* **Your objective**
Wherever the word "Total" occurs in the listing below, copy that whole line.

[Opening Records for this exercise section]

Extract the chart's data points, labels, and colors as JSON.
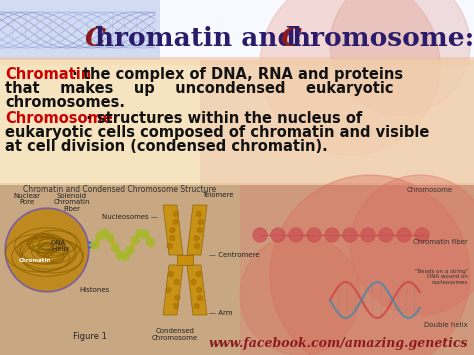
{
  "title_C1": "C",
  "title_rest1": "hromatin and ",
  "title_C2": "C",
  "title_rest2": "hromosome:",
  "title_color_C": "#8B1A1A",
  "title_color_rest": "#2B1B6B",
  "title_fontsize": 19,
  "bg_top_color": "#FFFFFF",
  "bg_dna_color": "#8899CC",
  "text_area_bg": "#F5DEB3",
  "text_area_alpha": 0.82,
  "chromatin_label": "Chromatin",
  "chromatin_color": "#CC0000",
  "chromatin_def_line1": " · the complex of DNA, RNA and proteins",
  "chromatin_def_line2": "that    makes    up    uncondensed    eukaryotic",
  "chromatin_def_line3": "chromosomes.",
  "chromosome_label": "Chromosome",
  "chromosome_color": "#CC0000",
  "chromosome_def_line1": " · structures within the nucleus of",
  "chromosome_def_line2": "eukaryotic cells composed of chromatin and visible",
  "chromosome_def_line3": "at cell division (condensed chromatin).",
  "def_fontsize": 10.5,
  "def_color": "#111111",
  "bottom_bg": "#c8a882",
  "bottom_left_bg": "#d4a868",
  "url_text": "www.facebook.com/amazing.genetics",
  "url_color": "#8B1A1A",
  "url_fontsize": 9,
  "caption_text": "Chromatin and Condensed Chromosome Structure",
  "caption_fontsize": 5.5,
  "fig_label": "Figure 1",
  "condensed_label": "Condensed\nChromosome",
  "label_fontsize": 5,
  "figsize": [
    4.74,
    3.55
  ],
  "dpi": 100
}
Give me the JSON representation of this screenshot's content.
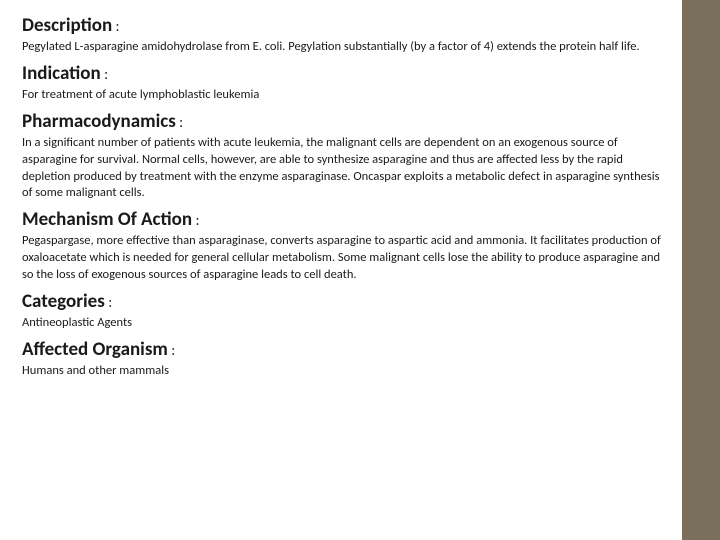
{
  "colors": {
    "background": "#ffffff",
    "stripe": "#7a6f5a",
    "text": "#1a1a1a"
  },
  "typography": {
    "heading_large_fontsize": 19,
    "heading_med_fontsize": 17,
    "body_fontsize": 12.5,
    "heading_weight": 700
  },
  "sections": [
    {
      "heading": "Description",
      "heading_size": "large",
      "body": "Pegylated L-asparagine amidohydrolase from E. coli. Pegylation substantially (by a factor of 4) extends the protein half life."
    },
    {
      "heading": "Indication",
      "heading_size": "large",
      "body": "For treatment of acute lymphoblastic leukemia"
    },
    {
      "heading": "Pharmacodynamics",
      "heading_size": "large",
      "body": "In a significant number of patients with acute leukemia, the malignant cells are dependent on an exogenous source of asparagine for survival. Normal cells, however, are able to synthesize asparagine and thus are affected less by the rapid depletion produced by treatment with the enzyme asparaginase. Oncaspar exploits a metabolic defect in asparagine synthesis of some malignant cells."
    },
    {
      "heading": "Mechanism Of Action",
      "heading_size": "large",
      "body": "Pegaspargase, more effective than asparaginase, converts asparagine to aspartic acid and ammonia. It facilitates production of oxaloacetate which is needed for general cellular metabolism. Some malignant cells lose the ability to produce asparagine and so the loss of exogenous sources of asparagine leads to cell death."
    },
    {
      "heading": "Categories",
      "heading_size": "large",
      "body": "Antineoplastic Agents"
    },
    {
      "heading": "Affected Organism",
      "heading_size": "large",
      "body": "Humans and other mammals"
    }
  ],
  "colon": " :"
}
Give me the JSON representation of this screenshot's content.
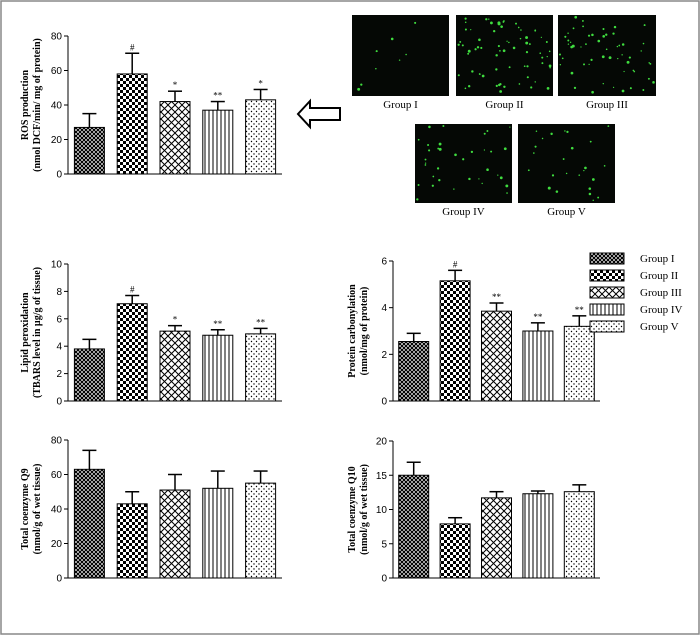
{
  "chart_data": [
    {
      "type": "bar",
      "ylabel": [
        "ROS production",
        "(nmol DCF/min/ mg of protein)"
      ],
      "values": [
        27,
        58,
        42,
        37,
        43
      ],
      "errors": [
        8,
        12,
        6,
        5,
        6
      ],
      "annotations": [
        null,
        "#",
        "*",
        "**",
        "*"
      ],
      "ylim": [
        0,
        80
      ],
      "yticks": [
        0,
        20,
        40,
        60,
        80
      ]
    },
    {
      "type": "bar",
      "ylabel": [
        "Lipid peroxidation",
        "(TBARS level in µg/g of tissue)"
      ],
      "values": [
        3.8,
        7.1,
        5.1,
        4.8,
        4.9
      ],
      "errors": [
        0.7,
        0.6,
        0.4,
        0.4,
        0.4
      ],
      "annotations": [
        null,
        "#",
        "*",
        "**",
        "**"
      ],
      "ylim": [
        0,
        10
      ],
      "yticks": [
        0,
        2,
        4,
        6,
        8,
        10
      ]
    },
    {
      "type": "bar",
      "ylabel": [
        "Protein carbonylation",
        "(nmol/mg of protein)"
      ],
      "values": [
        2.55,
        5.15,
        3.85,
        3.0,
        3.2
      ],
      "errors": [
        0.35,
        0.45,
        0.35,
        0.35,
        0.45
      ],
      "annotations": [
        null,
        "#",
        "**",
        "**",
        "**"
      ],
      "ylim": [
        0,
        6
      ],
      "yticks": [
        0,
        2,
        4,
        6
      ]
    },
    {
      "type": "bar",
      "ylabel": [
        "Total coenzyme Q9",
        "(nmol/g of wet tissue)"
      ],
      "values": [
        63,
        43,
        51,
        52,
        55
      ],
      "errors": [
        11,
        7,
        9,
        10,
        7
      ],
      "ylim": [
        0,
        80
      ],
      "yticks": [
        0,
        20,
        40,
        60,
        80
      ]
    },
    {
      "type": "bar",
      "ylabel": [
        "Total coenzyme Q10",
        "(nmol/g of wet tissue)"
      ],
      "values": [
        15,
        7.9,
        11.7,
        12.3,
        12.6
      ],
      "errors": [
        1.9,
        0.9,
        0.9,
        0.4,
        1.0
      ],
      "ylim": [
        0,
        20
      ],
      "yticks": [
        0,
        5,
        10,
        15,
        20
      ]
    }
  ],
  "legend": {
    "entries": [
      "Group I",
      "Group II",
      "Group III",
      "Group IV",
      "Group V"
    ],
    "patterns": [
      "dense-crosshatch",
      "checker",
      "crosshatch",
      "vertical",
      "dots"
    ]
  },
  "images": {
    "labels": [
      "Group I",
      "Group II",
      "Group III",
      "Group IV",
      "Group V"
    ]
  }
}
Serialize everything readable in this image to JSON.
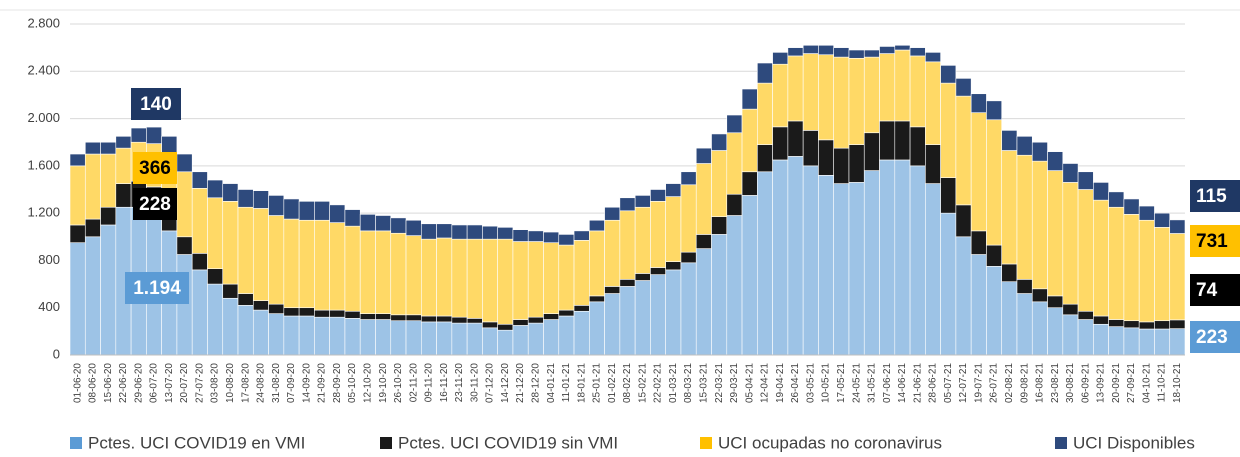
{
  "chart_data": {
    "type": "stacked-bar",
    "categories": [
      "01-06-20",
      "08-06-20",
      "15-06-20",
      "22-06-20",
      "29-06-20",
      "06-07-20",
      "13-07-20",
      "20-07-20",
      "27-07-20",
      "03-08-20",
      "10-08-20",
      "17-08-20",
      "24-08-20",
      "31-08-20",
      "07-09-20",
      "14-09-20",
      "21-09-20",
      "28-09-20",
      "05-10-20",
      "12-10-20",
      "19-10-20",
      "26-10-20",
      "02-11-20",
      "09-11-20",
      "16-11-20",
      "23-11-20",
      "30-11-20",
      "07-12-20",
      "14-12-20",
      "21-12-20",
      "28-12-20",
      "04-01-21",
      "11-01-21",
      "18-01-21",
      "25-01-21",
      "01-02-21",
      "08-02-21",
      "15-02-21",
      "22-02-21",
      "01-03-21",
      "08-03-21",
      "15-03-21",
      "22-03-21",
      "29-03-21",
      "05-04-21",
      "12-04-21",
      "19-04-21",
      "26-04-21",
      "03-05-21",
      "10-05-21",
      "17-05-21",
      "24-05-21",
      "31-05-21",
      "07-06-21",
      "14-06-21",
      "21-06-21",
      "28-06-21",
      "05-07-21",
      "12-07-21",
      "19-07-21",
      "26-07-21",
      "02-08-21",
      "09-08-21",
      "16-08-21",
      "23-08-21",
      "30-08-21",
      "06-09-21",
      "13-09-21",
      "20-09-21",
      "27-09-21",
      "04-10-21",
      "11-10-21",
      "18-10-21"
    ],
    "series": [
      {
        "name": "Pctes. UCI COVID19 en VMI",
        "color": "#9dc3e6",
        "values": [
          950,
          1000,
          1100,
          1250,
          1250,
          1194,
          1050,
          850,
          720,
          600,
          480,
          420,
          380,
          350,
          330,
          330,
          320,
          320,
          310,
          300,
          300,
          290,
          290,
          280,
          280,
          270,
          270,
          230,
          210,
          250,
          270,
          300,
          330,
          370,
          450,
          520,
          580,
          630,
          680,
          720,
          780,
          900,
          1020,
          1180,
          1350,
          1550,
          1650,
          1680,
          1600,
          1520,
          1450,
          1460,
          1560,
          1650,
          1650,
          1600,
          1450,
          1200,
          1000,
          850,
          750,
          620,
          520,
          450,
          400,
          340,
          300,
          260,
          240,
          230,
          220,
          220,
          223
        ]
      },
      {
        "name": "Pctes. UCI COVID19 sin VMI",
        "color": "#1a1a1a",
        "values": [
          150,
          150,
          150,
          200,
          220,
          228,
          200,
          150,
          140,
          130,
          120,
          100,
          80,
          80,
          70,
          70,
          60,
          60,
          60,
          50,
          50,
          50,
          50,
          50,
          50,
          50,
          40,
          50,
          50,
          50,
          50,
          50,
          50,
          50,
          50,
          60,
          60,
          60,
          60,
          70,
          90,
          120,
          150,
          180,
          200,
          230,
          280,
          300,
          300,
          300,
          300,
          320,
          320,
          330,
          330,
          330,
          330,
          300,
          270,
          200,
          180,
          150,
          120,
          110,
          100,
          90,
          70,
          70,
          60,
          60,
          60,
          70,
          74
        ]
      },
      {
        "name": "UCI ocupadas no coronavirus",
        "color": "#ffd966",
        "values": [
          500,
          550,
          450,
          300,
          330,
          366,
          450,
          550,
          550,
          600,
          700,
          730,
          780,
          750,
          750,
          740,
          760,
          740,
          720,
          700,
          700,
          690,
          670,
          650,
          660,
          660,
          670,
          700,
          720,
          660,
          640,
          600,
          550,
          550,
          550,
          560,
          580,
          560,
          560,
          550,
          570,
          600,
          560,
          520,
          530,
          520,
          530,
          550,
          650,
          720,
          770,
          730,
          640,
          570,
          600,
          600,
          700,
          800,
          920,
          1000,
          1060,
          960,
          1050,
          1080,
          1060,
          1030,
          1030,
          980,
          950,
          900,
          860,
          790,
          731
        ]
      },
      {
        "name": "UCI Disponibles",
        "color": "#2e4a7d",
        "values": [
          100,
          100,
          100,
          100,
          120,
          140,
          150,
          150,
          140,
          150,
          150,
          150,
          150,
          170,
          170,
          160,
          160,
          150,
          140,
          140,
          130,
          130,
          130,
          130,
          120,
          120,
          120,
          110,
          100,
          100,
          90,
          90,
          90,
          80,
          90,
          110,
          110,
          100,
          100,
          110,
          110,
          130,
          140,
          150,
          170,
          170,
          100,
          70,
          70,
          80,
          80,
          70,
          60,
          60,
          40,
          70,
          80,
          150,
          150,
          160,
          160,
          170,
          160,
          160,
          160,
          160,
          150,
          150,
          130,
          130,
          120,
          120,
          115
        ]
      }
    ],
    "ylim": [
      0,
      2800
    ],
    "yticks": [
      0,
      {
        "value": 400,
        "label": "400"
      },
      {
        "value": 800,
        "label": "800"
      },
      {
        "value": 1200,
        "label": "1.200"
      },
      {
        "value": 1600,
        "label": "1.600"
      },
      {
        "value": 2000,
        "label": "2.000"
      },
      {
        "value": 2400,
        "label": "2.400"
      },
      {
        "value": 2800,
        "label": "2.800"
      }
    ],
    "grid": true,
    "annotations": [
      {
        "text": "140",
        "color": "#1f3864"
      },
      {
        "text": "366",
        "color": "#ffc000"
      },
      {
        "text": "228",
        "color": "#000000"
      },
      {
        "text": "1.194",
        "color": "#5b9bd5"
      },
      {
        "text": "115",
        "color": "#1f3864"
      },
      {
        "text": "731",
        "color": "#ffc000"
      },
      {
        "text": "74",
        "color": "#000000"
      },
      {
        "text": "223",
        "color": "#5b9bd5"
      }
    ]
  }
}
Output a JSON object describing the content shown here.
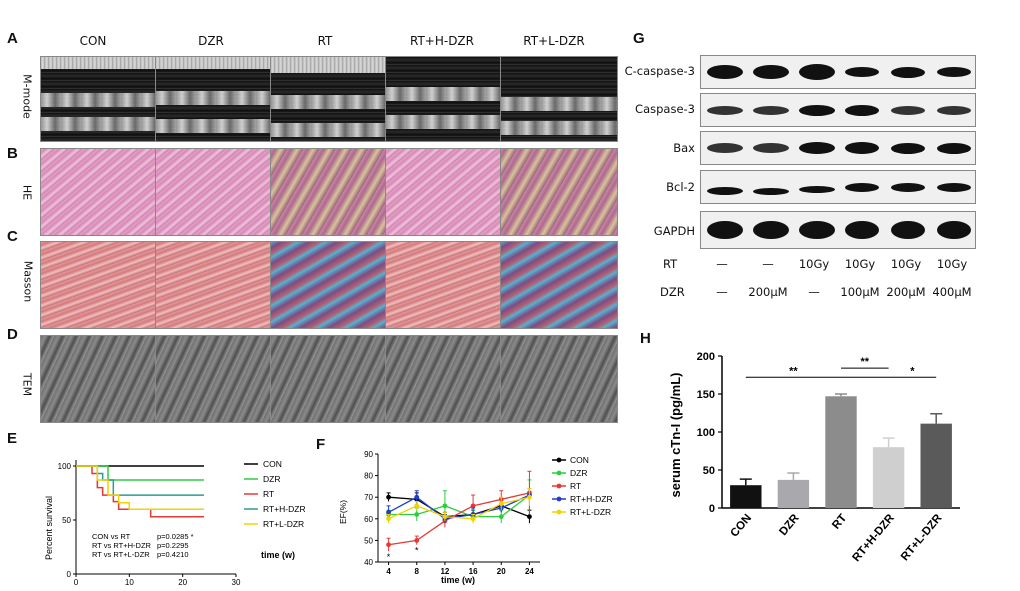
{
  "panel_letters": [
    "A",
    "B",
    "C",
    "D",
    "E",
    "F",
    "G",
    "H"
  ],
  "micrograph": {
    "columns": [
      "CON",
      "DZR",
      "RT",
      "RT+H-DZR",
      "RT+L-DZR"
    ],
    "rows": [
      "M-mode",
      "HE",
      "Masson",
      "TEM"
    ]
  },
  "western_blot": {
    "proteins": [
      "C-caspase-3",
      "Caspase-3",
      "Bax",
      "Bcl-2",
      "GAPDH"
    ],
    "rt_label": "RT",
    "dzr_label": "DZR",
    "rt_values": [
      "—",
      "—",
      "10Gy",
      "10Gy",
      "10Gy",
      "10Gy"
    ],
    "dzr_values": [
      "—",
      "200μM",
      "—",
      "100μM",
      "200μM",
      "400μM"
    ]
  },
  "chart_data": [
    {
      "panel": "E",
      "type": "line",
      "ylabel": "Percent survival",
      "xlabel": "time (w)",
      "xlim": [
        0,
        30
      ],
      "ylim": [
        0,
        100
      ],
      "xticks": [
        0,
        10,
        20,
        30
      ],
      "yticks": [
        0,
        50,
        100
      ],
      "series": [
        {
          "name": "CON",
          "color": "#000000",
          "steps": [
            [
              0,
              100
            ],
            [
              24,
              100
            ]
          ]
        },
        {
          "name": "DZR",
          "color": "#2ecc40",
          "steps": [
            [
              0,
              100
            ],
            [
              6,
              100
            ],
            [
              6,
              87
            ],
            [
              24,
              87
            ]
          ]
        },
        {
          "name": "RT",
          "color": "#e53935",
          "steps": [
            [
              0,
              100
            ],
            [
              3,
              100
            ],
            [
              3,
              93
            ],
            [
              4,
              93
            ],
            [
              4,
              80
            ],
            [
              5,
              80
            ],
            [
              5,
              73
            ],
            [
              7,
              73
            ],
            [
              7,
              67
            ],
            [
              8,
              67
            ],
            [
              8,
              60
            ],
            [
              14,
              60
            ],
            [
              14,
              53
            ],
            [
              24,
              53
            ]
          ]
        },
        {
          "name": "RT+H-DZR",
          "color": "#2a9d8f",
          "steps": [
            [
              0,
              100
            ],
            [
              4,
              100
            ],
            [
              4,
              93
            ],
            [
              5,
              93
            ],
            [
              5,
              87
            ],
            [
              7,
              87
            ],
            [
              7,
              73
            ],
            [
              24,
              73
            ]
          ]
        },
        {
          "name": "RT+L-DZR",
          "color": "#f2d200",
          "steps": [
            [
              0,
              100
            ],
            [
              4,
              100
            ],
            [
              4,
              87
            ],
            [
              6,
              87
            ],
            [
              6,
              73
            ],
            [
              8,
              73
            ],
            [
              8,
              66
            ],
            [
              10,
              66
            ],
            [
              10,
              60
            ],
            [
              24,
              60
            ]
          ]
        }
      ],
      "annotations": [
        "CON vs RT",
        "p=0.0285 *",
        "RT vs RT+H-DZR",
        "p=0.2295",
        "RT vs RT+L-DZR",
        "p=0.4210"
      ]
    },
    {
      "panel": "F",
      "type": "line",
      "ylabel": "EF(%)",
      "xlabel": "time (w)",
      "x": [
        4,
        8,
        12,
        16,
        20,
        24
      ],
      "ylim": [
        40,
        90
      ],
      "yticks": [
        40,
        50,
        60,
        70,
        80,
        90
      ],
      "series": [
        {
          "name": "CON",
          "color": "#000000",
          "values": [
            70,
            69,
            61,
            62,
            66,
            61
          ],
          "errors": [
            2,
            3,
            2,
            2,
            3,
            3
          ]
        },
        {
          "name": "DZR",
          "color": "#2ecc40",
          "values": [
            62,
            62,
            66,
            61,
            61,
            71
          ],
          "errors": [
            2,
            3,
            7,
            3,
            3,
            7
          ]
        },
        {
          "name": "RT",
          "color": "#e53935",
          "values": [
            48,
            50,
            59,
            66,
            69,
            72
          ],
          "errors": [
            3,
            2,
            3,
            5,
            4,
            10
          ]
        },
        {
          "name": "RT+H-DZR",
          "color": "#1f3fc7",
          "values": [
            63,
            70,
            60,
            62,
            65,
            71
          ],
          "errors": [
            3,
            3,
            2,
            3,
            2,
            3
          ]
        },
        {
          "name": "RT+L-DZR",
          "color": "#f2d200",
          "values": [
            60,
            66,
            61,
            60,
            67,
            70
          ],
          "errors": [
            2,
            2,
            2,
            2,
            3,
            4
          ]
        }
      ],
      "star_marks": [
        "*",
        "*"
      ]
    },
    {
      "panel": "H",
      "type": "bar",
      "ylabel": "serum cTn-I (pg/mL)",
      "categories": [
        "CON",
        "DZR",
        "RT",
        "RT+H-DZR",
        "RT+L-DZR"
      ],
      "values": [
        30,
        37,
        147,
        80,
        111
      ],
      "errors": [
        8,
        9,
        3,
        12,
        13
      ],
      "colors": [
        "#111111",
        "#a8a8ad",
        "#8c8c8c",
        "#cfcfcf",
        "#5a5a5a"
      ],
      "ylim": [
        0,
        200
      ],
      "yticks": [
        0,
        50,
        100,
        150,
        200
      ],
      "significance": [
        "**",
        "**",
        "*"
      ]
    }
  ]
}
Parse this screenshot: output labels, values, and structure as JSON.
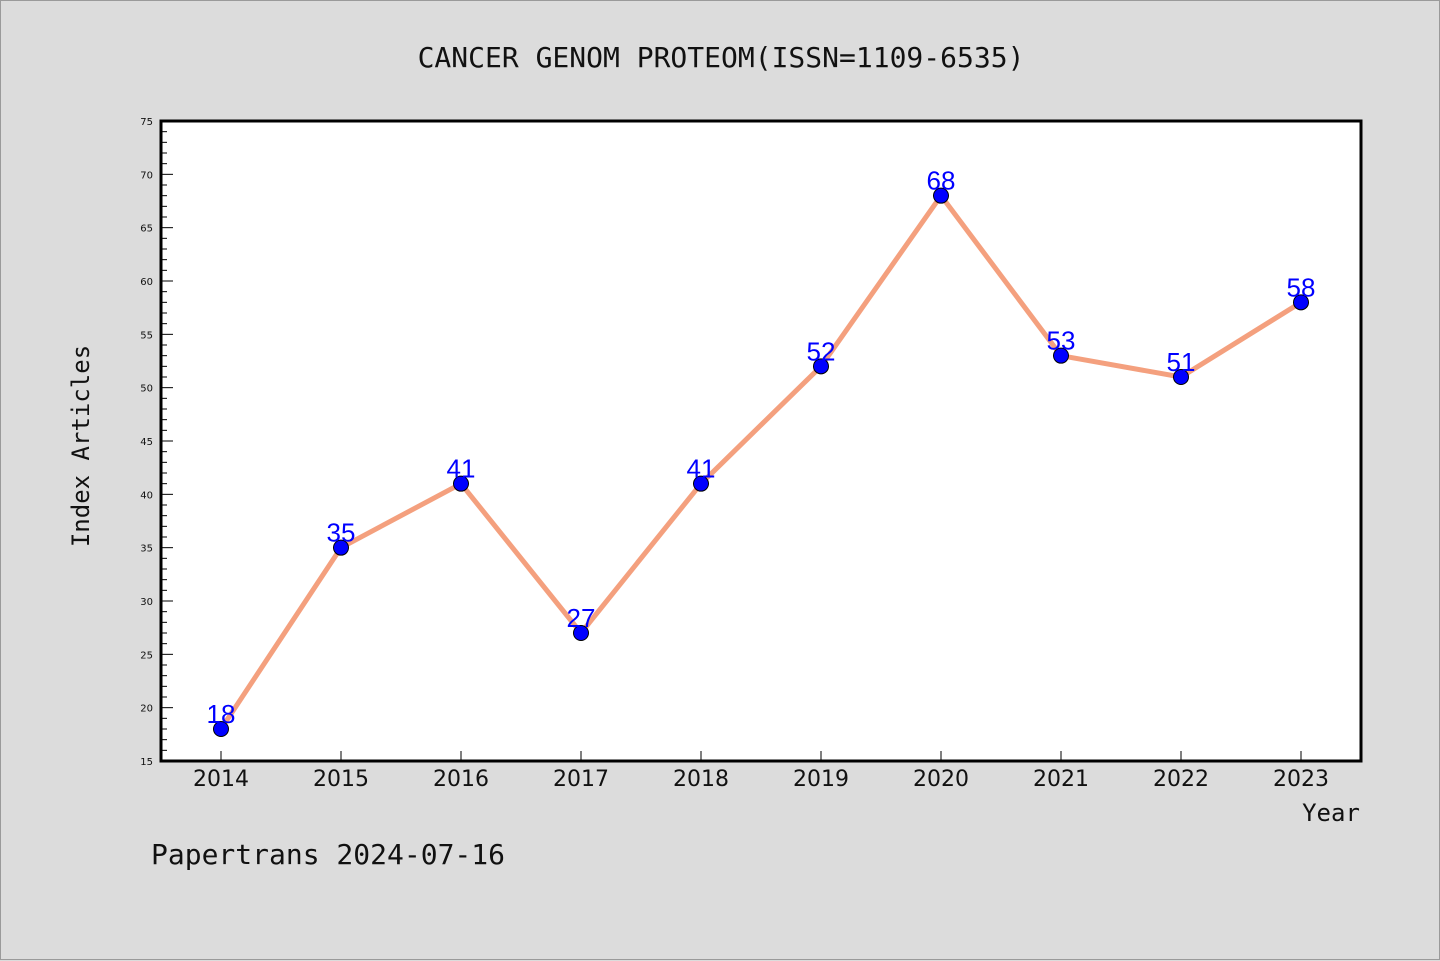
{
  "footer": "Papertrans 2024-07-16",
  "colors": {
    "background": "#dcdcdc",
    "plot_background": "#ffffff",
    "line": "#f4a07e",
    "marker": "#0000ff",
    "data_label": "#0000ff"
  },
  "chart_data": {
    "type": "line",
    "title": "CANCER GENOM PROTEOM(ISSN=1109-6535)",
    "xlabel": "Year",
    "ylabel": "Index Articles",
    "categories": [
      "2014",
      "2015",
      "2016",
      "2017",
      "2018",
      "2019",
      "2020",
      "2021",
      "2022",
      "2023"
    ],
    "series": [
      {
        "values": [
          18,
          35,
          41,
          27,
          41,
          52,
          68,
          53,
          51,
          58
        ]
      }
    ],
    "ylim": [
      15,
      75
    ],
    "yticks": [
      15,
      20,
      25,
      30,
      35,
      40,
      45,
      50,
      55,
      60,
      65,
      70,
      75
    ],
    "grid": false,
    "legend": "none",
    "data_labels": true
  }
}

[Closing Records for this exercise section]

* **Response to the exercise**
        "Total coenzyme Q9",
        "Total coenzyme Q10",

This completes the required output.